Lines of data:

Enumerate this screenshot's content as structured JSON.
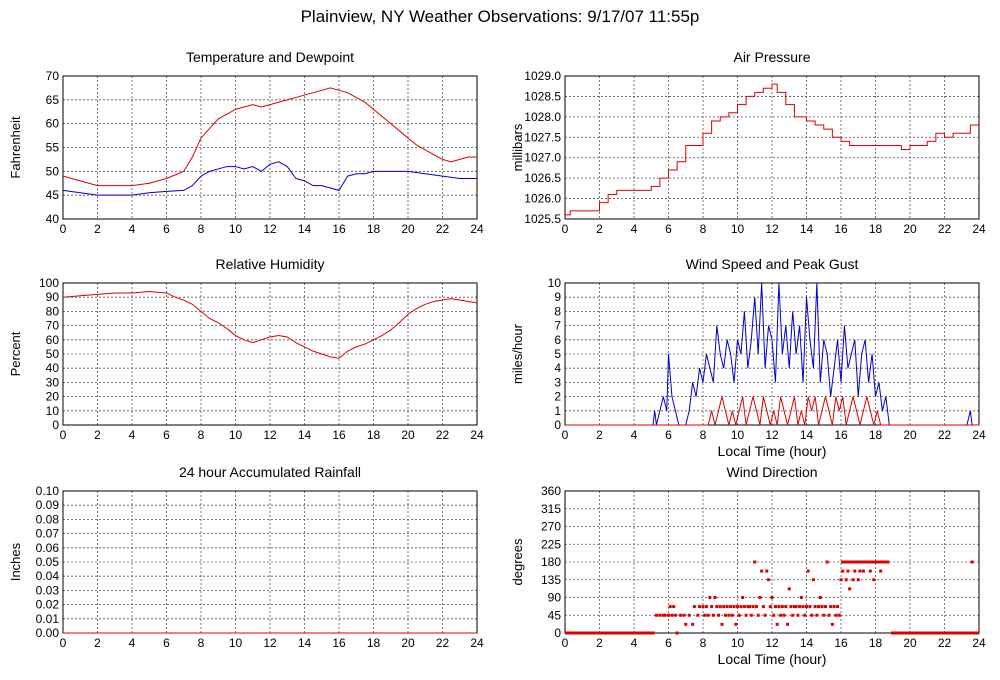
{
  "page": {
    "title": "Plainview, NY Weather Observations: 9/17/07 11:55p"
  },
  "colors": {
    "temperature": "#dd0000",
    "dewpoint": "#0000cc",
    "gust": "#0000cc",
    "speed": "#dd0000",
    "grid": "#555555"
  },
  "chart_data": [
    {
      "id": "temp",
      "type": "line",
      "title": "Temperature and Dewpoint",
      "xlabel": "",
      "ylabel": "Fahrenheit",
      "xlim": [
        0,
        24
      ],
      "ylim": [
        40,
        70
      ],
      "xticks": [
        0,
        2,
        4,
        6,
        8,
        10,
        12,
        14,
        16,
        18,
        20,
        22,
        24
      ],
      "yticks": [
        "40",
        "45",
        "50",
        "55",
        "60",
        "65",
        "70"
      ],
      "grid": true,
      "series": [
        {
          "color": "#dd0000",
          "x": [
            0,
            1,
            2,
            3,
            4,
            5,
            6,
            7,
            7.5,
            8,
            8.5,
            9,
            9.5,
            10,
            10.5,
            11,
            11.5,
            12,
            12.5,
            13,
            13.5,
            14,
            14.5,
            15,
            15.5,
            16,
            16.5,
            17,
            17.5,
            18,
            18.5,
            19,
            19.5,
            20,
            20.5,
            21,
            21.5,
            22,
            22.5,
            23,
            23.5,
            24
          ],
          "y": [
            49,
            48,
            47,
            47,
            47,
            47.5,
            48.5,
            50,
            53,
            57,
            59,
            61,
            62,
            63,
            63.5,
            64,
            63.5,
            64,
            64.5,
            65,
            65.5,
            66,
            66.5,
            67,
            67.5,
            67,
            66.5,
            65.5,
            64.5,
            63,
            61.5,
            60,
            58.5,
            57,
            55.5,
            54.5,
            53.5,
            52.5,
            52,
            52.5,
            53,
            53
          ]
        },
        {
          "color": "#0000cc",
          "x": [
            0,
            1,
            2,
            3,
            4,
            5,
            6,
            7,
            7.5,
            8,
            8.5,
            9,
            9.5,
            10,
            10.5,
            11,
            11.5,
            12,
            12.5,
            13,
            13.5,
            14,
            14.5,
            15,
            15.5,
            16,
            16.5,
            17,
            17.5,
            18,
            19,
            20,
            21,
            22,
            23,
            24
          ],
          "y": [
            46,
            45.5,
            45,
            45,
            45,
            45.5,
            45.8,
            46,
            47,
            49,
            50,
            50.5,
            51,
            51,
            50.5,
            51,
            50,
            51.5,
            52,
            51,
            48.5,
            48,
            47,
            47,
            46.5,
            46,
            49,
            49.5,
            49.5,
            50,
            50,
            50,
            49.5,
            49,
            48.5,
            48.5
          ]
        }
      ]
    },
    {
      "id": "pressure",
      "type": "line",
      "title": "Air Pressure",
      "xlabel": "",
      "ylabel": "millibars",
      "xlim": [
        0,
        24
      ],
      "ylim": [
        1025.5,
        1029.0
      ],
      "xticks": [
        0,
        2,
        4,
        6,
        8,
        10,
        12,
        14,
        16,
        18,
        20,
        22,
        24
      ],
      "yticks": [
        "1025.5",
        "1026.0",
        "1026.5",
        "1027.0",
        "1027.5",
        "1028.0",
        "1028.5",
        "1029.0"
      ],
      "grid": true,
      "series": [
        {
          "color": "#dd0000",
          "step": true,
          "x": [
            0,
            0.3,
            1,
            2,
            2.5,
            3,
            4,
            5,
            5.5,
            6,
            6.5,
            7,
            7.5,
            8,
            8.5,
            9,
            9.5,
            10,
            10.5,
            11,
            11.5,
            12,
            12.3,
            12.8,
            13.3,
            14,
            14.5,
            15,
            15.5,
            16,
            16.5,
            17,
            18,
            19,
            19.5,
            20,
            21,
            21.5,
            22,
            22.5,
            23,
            23.5,
            24
          ],
          "y": [
            1025.6,
            1025.7,
            1025.7,
            1025.9,
            1026.1,
            1026.2,
            1026.2,
            1026.3,
            1026.5,
            1026.7,
            1026.9,
            1027.3,
            1027.3,
            1027.6,
            1027.9,
            1028.0,
            1028.1,
            1028.3,
            1028.5,
            1028.6,
            1028.7,
            1028.8,
            1028.6,
            1028.3,
            1028.0,
            1027.9,
            1027.8,
            1027.7,
            1027.5,
            1027.4,
            1027.3,
            1027.3,
            1027.3,
            1027.3,
            1027.2,
            1027.3,
            1027.4,
            1027.6,
            1027.5,
            1027.6,
            1027.6,
            1027.8,
            1027.8
          ]
        }
      ]
    },
    {
      "id": "humidity",
      "type": "line",
      "title": "Relative Humidity",
      "xlabel": "",
      "ylabel": "Percent",
      "xlim": [
        0,
        24
      ],
      "ylim": [
        0,
        100
      ],
      "xticks": [
        0,
        2,
        4,
        6,
        8,
        10,
        12,
        14,
        16,
        18,
        20,
        22,
        24
      ],
      "yticks": [
        "0",
        "10",
        "20",
        "30",
        "40",
        "50",
        "60",
        "70",
        "80",
        "90",
        "100"
      ],
      "grid": true,
      "series": [
        {
          "color": "#dd0000",
          "x": [
            0,
            1,
            2,
            3,
            4,
            5,
            6,
            6.5,
            7,
            7.5,
            8,
            8.5,
            9,
            9.5,
            10,
            10.5,
            11,
            11.5,
            12,
            12.5,
            13,
            13.5,
            14,
            14.5,
            15,
            15.5,
            16,
            16.5,
            17,
            17.5,
            18,
            18.5,
            19,
            19.5,
            20,
            20.5,
            21,
            21.5,
            22,
            22.5,
            23,
            23.5,
            24
          ],
          "y": [
            90,
            91,
            92,
            93,
            93,
            94,
            93,
            90,
            88,
            85,
            80,
            75,
            72,
            68,
            63,
            60,
            58,
            60,
            62,
            63,
            62,
            58,
            55,
            52,
            50,
            48,
            47,
            52,
            55,
            57,
            60,
            63,
            67,
            72,
            78,
            82,
            85,
            87,
            88,
            89,
            88,
            87,
            86
          ]
        }
      ]
    },
    {
      "id": "wind",
      "type": "line",
      "title": "Wind Speed and Peak Gust",
      "xlabel": "Local Time (hour)",
      "ylabel": "miles/hour",
      "xlim": [
        0,
        24
      ],
      "ylim": [
        0,
        10
      ],
      "xticks": [
        0,
        2,
        4,
        6,
        8,
        10,
        12,
        14,
        16,
        18,
        20,
        22,
        24
      ],
      "yticks": [
        "0",
        "1",
        "2",
        "3",
        "4",
        "5",
        "6",
        "7",
        "8",
        "9",
        "10"
      ],
      "grid": true,
      "series": [
        {
          "color": "#0000cc",
          "x": [
            0,
            5.1,
            5.2,
            5.3,
            5.5,
            5.7,
            5.9,
            6.0,
            6.2,
            6.4,
            6.6,
            6.8,
            7.0,
            7.2,
            7.4,
            7.6,
            7.8,
            8.0,
            8.2,
            8.4,
            8.6,
            8.8,
            9.0,
            9.2,
            9.4,
            9.6,
            9.8,
            10.0,
            10.2,
            10.4,
            10.6,
            10.8,
            11.0,
            11.2,
            11.4,
            11.6,
            11.8,
            12.0,
            12.2,
            12.4,
            12.6,
            12.8,
            13.0,
            13.2,
            13.4,
            13.6,
            13.8,
            14.0,
            14.2,
            14.4,
            14.6,
            14.8,
            15.0,
            15.2,
            15.4,
            15.6,
            15.8,
            16.0,
            16.2,
            16.4,
            16.6,
            16.8,
            17.0,
            17.2,
            17.4,
            17.6,
            17.8,
            18.0,
            18.2,
            18.4,
            18.6,
            18.8,
            19.0,
            23.3,
            23.5,
            23.6,
            24
          ],
          "y": [
            0,
            0,
            1,
            0,
            1,
            2,
            1,
            5,
            2,
            1,
            0,
            0,
            0,
            1,
            3,
            2,
            4,
            3,
            5,
            4,
            3,
            7,
            5,
            4,
            6,
            5,
            3,
            6,
            5,
            8,
            4,
            6,
            9,
            5,
            10,
            4,
            7,
            6,
            3,
            10,
            5,
            7,
            4,
            8,
            5,
            7,
            3,
            9,
            6,
            4,
            10,
            3,
            6,
            5,
            2,
            4,
            6,
            3,
            7,
            4,
            5,
            6,
            2,
            5,
            6,
            3,
            5,
            2,
            3,
            1,
            2,
            0,
            0,
            0,
            1,
            0,
            0
          ]
        },
        {
          "color": "#dd0000",
          "x": [
            0,
            8.3,
            8.5,
            8.7,
            8.9,
            9.1,
            9.3,
            9.5,
            9.7,
            9.9,
            10.1,
            10.3,
            10.5,
            10.7,
            10.9,
            11.1,
            11.3,
            11.5,
            11.7,
            11.9,
            12.1,
            12.3,
            12.5,
            12.7,
            12.9,
            13.1,
            13.3,
            13.5,
            13.7,
            13.9,
            14.1,
            14.3,
            14.5,
            14.7,
            14.9,
            15.1,
            15.3,
            15.5,
            15.7,
            15.9,
            16.1,
            16.3,
            16.5,
            16.7,
            16.9,
            17.1,
            17.3,
            17.5,
            17.7,
            17.9,
            18.1,
            18.3,
            24
          ],
          "y": [
            0,
            0,
            1,
            0,
            1,
            2,
            1,
            0,
            1,
            0,
            1,
            2,
            0,
            1,
            2,
            1,
            0,
            2,
            1,
            0,
            1,
            0,
            2,
            1,
            0,
            1,
            2,
            0,
            1,
            0,
            2,
            1,
            2,
            0,
            1,
            2,
            1,
            0,
            2,
            1,
            2,
            0,
            1,
            2,
            1,
            0,
            1,
            2,
            1,
            0,
            1,
            0,
            0
          ]
        }
      ]
    },
    {
      "id": "rain",
      "type": "line",
      "title": "24 hour Accumulated Rainfall",
      "xlabel": "",
      "ylabel": "Inches",
      "xlim": [
        0,
        24
      ],
      "ylim": [
        0,
        0.1
      ],
      "xticks": [
        0,
        2,
        4,
        6,
        8,
        10,
        12,
        14,
        16,
        18,
        20,
        22,
        24
      ],
      "yticks": [
        "0.00",
        "0.01",
        "0.02",
        "0.03",
        "0.04",
        "0.05",
        "0.06",
        "0.07",
        "0.08",
        "0.09",
        "0.10"
      ],
      "grid": true,
      "series": [
        {
          "color": "#dd0000",
          "x": [
            0,
            24
          ],
          "y": [
            0,
            0
          ]
        }
      ]
    },
    {
      "id": "direction",
      "type": "scatter",
      "title": "Wind Direction",
      "xlabel": "Local Time (hour)",
      "ylabel": "degrees",
      "xlim": [
        0,
        24
      ],
      "ylim": [
        0,
        360
      ],
      "xticks": [
        0,
        2,
        4,
        6,
        8,
        10,
        12,
        14,
        16,
        18,
        20,
        22,
        24
      ],
      "yticks": [
        "0",
        "45",
        "90",
        "135",
        "180",
        "225",
        "270",
        "315",
        "360"
      ],
      "grid": true,
      "series": [
        {
          "color": "#dd0000",
          "segments": [
            [
              0,
              0,
              5.2,
              0
            ],
            [
              18.9,
              0,
              24,
              0
            ],
            [
              16.0,
              180,
              18.8,
              180
            ]
          ],
          "x": [
            5.3,
            5.5,
            5.7,
            5.8,
            6.0,
            6.1,
            6.2,
            6.3,
            6.4,
            6.5,
            6.7,
            6.9,
            7.0,
            7.2,
            7.4,
            7.5,
            7.7,
            7.8,
            8.0,
            8.1,
            8.2,
            8.3,
            8.4,
            8.5,
            8.6,
            8.7,
            8.8,
            8.9,
            9.0,
            9.1,
            9.2,
            9.3,
            9.4,
            9.5,
            9.6,
            9.7,
            9.8,
            9.9,
            10.0,
            10.1,
            10.2,
            10.3,
            10.4,
            10.5,
            10.6,
            10.7,
            10.8,
            10.9,
            11.0,
            11.1,
            11.2,
            11.3,
            11.4,
            11.5,
            11.6,
            11.7,
            11.8,
            11.9,
            12.0,
            12.1,
            12.2,
            12.3,
            12.4,
            12.5,
            12.6,
            12.7,
            12.8,
            12.9,
            13.0,
            13.1,
            13.2,
            13.3,
            13.4,
            13.5,
            13.6,
            13.7,
            13.8,
            13.9,
            14.0,
            14.1,
            14.2,
            14.3,
            14.4,
            14.5,
            14.6,
            14.7,
            14.8,
            14.9,
            15.0,
            15.1,
            15.2,
            15.3,
            15.4,
            15.5,
            15.6,
            15.7,
            15.8,
            15.9,
            16.0,
            16.1,
            16.2,
            16.3,
            16.4,
            16.5,
            16.6,
            16.7,
            16.8,
            16.9,
            17.0,
            17.1,
            17.2,
            17.3,
            17.5,
            17.7,
            17.9,
            18.1,
            18.3,
            18.5,
            18.7,
            23.6
          ],
          "y": [
            45,
            45,
            45,
            45,
            45,
            67,
            45,
            67,
            45,
            0,
            45,
            45,
            22,
            45,
            22,
            67,
            45,
            67,
            67,
            45,
            67,
            45,
            90,
            67,
            45,
            90,
            67,
            45,
            67,
            22,
            67,
            45,
            67,
            45,
            67,
            45,
            67,
            22,
            67,
            45,
            67,
            90,
            67,
            45,
            67,
            67,
            45,
            67,
            180,
            67,
            45,
            90,
            157,
            67,
            45,
            157,
            135,
            67,
            90,
            45,
            67,
            22,
            67,
            45,
            67,
            45,
            67,
            22,
            112,
            67,
            45,
            67,
            67,
            45,
            67,
            90,
            67,
            45,
            67,
            157,
            67,
            45,
            135,
            67,
            45,
            67,
            90,
            67,
            45,
            67,
            180,
            45,
            67,
            22,
            67,
            45,
            67,
            45,
            135,
            157,
            180,
            135,
            157,
            112,
            180,
            135,
            157,
            180,
            135,
            157,
            180,
            157,
            180,
            157,
            135,
            180,
            157,
            180,
            180,
            180
          ]
        }
      ]
    }
  ]
}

WORK TO DO —
Say, as a number only, how many lines of the data contain "title".

RESULT BELOW —
7